* Instructions to follow *
Gather all lines in the data that hold the string "factored".

── Material for the task ──

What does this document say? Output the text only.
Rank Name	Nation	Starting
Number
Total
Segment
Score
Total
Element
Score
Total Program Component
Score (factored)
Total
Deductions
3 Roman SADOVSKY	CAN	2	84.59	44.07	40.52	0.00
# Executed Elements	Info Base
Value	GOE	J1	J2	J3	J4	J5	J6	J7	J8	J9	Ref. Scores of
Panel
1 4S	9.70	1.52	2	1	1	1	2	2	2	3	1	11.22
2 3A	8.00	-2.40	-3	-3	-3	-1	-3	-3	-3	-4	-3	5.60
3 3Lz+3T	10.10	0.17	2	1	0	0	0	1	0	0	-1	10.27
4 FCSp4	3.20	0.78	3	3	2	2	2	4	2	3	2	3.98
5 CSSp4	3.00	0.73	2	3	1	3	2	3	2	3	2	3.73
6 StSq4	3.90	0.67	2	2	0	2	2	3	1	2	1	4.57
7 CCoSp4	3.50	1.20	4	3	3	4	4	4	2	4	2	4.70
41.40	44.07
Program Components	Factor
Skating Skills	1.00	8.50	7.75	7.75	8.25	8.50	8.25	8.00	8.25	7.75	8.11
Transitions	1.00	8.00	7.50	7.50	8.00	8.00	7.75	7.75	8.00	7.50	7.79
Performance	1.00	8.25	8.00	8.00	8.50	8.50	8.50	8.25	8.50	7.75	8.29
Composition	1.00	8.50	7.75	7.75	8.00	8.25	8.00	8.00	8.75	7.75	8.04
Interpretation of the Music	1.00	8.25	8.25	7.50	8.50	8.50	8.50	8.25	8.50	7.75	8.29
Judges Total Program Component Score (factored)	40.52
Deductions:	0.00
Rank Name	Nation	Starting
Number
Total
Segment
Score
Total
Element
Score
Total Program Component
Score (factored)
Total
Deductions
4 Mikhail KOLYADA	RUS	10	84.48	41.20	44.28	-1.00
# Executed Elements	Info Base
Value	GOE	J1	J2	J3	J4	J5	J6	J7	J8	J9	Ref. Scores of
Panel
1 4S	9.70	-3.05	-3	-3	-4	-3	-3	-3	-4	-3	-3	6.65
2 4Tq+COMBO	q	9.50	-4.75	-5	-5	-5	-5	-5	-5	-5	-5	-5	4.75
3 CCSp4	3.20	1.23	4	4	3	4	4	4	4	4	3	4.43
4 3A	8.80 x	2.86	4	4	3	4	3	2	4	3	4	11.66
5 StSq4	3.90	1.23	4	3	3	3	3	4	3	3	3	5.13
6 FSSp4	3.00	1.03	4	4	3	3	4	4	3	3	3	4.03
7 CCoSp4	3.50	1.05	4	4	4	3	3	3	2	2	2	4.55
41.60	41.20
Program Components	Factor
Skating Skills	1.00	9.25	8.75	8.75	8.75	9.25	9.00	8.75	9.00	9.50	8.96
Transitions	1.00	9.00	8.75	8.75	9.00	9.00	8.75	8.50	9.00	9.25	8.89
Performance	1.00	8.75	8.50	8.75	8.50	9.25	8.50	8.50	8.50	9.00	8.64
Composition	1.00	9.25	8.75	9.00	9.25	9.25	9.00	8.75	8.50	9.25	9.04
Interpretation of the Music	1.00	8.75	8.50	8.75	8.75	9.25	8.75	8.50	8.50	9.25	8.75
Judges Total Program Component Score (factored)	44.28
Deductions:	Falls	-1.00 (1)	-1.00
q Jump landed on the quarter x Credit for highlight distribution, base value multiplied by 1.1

───

* Output for this task *
Score (factored)
Judges Total Program Component Score (factored)	40.52
Score (factored)
Judges Total Program Component Score (factored)	44.28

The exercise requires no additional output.